In most cases the Dove is the dullard, and the more interesting, compelling character is the shrewder, more worldly wise Serpent--Jacob, Hamlet, Berowne, Rosalind. In rare cases the more interesting character is the Dove--St. Paul, Prospero, Alyosha Karamazov.
I'd argue that interesting one-sided Serpents are a dime a dozen and so are easy to write, and the only compelling Doves are fanatics, which are rarely, for good reason, portrayed sympathetically. People have tried see John Brown and Che Guevara as compelling doves, but they are compelling only to the degree that we see them struggling with moral ambiguity in private rather than merely in their public personae as extremists. Interesting Doves like Prospero and Alyosha are compelling because we see them struggling to integrate their Serpent. Dickens' David Copperfield is the story of a Dove-dominant character integrating his Serpent. It's a rare Dove that integrates his Serpent, but it's also the rare Serpent who integrates his Dove. In Shakespeare the Serpent-dominant Rosalind achieves this whereas Hamlet does not. In this post, I argue that Dolly Parton is a Serpent-dominant type who has integrated her Dove. MLK, Gandhi, and Mandela, on the other hand, were Doves who had made more progress than most in having integrated their Serpents.
Contemporary literature and literary criticism is almost completely circumscribed by Serpent-dominant values and so is inclined to dismiss any depiction of successful integration as sentimental. I think that most of the Shakespearean comedies are parables of integration. As is Capra's It's a Wonderful Life, which is the story of the Dove-dominant character George Bailey integrating his Serpent. A litmus test for me as to whether someone has a shred of the Dove's guileless spiritual vitality in him is whether he dismisses this movie as sentimental nonsense or finds in it something vital.
It's a fairy tale, but like many fairy tales it points to an important truth about what it means to be human. You need to have some Dove life working in your soul to enable at least a minimal level of 'second naïveté'. It's second naïveté that allows you to appreciate what Capra achieves in this movie. Second naïveté is essential in a Serpent-dominated cultural milieu where a kind of worldly-wise cynicism plays such a dominant shaping role on the worldviews of, especially, the well-educated.

> Supplied entries:

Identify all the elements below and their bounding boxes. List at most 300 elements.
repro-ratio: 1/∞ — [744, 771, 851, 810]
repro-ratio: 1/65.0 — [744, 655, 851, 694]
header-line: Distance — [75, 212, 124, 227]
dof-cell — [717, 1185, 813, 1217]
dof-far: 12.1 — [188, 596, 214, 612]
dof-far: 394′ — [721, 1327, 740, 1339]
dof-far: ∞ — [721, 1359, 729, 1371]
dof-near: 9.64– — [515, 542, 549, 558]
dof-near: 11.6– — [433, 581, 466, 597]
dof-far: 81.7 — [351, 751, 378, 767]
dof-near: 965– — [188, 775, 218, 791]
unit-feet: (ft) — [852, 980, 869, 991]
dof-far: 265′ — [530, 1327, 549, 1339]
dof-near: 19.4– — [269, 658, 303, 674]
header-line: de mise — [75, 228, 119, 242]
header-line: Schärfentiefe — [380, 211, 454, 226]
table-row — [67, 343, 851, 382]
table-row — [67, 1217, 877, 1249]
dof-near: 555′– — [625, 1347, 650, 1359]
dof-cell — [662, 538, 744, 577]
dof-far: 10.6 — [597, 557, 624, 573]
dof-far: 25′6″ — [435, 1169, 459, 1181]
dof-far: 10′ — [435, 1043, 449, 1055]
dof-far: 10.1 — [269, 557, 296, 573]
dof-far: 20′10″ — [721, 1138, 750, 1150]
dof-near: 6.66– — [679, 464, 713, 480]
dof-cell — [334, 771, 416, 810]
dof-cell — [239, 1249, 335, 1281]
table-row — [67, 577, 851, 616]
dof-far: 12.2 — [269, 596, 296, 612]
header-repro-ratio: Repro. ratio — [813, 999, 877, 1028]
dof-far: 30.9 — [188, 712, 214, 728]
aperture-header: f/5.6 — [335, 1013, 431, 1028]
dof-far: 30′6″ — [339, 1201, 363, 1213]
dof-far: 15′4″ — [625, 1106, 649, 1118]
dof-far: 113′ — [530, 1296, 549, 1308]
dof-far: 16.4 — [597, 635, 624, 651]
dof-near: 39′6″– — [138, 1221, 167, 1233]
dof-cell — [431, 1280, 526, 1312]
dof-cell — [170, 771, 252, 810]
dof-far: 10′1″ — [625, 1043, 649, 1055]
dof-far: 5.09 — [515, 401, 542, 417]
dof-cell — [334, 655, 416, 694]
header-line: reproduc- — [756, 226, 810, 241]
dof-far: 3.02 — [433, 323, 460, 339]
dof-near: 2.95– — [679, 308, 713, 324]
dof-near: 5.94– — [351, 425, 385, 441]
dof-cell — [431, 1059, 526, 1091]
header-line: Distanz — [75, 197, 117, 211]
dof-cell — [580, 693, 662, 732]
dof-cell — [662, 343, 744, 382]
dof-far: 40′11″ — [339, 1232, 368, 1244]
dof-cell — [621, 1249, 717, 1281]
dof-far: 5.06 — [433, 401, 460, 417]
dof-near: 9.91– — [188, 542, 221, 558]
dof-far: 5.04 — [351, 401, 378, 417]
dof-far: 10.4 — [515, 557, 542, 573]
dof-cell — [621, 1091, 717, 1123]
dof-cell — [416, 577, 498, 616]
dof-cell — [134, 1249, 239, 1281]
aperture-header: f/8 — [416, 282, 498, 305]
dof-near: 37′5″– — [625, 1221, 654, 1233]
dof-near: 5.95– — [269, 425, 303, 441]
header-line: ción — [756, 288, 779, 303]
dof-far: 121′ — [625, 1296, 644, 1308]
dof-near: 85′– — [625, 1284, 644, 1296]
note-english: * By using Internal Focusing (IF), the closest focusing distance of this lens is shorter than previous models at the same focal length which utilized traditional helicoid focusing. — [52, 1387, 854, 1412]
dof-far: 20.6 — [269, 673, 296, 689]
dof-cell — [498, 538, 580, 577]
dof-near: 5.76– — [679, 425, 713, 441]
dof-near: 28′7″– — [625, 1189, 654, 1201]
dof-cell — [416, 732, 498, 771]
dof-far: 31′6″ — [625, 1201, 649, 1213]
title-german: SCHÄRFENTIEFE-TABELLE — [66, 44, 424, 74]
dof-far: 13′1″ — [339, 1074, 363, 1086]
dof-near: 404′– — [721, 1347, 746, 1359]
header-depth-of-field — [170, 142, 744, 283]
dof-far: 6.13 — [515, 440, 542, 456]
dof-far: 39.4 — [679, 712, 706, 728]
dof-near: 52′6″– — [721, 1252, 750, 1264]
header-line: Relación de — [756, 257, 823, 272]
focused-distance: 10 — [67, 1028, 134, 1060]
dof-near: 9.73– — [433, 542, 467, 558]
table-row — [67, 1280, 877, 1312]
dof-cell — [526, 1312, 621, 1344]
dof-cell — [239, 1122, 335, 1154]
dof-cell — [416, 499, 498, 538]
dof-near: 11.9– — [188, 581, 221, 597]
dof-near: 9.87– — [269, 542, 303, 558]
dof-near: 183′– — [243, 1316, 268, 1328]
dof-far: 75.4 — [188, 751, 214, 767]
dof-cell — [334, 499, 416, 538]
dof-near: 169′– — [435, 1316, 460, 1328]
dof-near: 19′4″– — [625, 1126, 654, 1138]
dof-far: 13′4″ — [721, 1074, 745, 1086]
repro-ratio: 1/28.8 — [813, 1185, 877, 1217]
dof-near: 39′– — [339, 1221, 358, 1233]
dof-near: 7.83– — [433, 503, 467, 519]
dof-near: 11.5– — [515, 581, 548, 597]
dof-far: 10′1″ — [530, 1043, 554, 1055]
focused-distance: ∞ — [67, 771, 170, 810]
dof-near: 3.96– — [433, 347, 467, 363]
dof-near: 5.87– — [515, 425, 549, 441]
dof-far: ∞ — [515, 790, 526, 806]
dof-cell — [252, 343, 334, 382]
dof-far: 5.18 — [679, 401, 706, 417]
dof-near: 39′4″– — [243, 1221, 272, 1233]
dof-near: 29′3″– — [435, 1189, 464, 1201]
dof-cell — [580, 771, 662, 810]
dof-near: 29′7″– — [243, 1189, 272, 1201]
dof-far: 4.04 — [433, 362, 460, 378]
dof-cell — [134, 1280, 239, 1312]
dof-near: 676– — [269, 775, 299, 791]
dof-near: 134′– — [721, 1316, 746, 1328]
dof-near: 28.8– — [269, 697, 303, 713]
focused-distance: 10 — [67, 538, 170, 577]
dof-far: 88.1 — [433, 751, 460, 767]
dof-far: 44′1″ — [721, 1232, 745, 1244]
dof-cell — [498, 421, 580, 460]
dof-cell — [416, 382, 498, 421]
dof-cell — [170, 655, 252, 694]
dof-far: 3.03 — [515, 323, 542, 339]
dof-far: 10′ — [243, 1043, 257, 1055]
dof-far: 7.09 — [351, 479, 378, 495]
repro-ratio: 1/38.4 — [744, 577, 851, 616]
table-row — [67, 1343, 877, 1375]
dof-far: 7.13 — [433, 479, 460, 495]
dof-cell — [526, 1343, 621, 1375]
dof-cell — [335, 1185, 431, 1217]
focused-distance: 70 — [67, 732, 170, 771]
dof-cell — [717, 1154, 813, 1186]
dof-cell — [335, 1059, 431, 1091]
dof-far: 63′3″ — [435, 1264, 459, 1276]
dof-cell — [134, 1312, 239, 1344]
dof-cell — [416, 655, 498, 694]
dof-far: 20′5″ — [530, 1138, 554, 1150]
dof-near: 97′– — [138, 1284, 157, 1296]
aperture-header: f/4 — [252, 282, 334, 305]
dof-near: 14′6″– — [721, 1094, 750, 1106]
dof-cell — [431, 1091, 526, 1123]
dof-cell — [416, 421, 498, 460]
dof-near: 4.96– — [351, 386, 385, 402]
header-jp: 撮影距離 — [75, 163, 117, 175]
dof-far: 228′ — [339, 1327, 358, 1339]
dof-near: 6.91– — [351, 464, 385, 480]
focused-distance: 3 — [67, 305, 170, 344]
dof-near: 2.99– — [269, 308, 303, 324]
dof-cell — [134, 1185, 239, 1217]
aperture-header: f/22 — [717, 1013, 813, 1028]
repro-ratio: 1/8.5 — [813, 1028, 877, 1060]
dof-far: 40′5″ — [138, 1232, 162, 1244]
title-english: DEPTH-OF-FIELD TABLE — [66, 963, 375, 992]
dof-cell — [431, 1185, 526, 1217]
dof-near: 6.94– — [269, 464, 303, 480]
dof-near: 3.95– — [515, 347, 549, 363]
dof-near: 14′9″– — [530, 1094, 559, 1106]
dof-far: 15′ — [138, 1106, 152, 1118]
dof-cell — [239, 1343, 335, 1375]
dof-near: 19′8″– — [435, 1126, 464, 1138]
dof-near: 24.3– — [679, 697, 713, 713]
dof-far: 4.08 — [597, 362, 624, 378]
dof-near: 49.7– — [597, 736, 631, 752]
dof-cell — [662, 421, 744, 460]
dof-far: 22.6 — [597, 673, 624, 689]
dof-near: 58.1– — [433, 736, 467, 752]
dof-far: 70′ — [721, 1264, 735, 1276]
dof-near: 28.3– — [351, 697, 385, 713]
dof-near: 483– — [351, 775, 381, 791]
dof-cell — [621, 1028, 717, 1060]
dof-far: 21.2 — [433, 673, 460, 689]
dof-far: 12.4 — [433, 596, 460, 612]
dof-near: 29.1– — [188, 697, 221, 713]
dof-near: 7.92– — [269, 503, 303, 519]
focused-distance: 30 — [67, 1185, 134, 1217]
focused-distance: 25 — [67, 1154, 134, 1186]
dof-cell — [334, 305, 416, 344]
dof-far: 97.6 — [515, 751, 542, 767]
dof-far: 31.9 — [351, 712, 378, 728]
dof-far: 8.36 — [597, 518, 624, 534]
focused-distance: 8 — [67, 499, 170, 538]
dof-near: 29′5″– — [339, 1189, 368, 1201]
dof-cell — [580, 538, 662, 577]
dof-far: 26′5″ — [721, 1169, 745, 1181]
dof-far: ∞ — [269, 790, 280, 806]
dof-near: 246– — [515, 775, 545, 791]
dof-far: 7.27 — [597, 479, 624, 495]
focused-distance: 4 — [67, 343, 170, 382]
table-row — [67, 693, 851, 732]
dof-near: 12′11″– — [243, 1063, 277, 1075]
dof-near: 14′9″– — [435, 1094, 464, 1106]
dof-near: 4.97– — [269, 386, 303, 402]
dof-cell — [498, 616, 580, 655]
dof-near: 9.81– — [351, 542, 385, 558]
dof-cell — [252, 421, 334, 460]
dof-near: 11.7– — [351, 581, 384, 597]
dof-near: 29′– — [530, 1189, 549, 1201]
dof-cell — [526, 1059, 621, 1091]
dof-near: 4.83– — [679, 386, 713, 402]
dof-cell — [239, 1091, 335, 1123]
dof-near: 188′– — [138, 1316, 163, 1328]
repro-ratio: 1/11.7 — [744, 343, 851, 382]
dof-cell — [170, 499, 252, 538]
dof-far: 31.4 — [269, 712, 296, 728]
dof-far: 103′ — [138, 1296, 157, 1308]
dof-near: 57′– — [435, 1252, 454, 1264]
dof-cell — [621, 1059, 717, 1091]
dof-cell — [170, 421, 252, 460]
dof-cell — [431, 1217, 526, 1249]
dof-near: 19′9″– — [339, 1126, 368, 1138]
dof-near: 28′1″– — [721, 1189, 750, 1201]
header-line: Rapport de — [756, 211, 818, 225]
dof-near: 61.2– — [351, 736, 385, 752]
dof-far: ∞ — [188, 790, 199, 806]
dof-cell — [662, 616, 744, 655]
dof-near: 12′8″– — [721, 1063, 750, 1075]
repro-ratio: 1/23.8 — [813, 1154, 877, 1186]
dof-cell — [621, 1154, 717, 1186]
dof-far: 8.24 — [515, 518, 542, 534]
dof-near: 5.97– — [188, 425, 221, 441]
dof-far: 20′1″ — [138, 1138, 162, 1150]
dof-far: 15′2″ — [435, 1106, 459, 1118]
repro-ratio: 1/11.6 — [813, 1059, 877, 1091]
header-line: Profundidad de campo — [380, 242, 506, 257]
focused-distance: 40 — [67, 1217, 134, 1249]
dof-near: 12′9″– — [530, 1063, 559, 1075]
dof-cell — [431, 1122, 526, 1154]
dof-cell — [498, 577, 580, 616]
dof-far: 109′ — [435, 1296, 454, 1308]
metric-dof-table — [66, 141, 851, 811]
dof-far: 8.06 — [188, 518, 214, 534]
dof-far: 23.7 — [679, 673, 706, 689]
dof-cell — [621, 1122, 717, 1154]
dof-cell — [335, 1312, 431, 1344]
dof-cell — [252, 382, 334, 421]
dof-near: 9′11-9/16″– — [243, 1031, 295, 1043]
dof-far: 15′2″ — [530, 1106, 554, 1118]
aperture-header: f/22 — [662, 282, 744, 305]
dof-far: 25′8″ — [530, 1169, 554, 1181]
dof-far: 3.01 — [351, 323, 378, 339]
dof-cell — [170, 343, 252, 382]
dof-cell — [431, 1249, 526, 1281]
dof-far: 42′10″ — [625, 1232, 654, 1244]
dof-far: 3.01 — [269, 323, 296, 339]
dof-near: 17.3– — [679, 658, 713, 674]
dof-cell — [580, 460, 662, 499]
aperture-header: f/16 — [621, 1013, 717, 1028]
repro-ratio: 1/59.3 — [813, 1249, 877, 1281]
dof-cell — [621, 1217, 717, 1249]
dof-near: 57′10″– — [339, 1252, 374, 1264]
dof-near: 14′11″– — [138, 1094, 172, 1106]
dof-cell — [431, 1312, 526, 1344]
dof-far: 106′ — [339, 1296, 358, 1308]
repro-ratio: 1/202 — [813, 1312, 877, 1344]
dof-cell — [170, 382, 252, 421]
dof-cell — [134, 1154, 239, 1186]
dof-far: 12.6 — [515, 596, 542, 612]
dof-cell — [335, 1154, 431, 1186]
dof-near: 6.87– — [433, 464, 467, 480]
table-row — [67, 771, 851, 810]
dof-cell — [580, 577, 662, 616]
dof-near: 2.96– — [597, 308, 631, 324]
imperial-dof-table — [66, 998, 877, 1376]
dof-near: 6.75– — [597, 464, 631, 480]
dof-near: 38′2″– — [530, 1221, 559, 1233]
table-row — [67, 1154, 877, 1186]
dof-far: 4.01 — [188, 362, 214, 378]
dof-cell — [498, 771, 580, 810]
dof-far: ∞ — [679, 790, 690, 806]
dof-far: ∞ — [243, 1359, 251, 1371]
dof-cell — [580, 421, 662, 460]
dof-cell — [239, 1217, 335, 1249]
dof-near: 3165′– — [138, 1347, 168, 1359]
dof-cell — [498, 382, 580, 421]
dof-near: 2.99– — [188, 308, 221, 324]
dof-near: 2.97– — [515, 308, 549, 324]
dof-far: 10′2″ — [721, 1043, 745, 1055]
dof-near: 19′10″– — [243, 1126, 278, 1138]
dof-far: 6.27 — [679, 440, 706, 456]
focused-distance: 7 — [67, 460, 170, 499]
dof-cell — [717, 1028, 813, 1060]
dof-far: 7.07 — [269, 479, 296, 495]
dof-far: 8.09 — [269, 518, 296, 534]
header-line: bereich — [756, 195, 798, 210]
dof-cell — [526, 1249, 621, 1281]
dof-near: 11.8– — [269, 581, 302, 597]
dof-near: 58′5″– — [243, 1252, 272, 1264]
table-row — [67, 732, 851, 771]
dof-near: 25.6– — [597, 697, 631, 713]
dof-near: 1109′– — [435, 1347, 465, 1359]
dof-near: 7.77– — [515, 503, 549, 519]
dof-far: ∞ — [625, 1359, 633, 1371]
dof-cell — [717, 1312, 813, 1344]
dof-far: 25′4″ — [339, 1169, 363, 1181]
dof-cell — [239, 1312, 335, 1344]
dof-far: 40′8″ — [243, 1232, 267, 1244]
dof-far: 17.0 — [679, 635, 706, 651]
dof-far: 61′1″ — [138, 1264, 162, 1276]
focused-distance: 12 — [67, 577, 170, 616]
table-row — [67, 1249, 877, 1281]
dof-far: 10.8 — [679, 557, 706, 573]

> Tasks for this exercise:
1. In the passage on Doves and Serpents, which Dickens novel does the writer call the story of a Dove-dominant character integrating his Serpent?
2. Retype the passage on Doves and Serpents from "Contemporary literature and" up to and including "it something vital.".

> Answers given:
1. David Copperfield.

2.
Contemporary literature and literary criticism is almost completely circumscribed by Serpent-dominant values and so is inclined to dismiss any depiction of successful integration as sentimental. I think that most of the Shakespearean comedies are parables of integration. As is Capra's It's a Wonderful Life, which is the story of the Dove-dominant character George Bailey integrating his Serpent. A litmus test for me as to whether someone has a shred of the Dove's guileless spiritual vitality in him is whether he dismisses this movie as sentimental nonsense or finds in it something vital.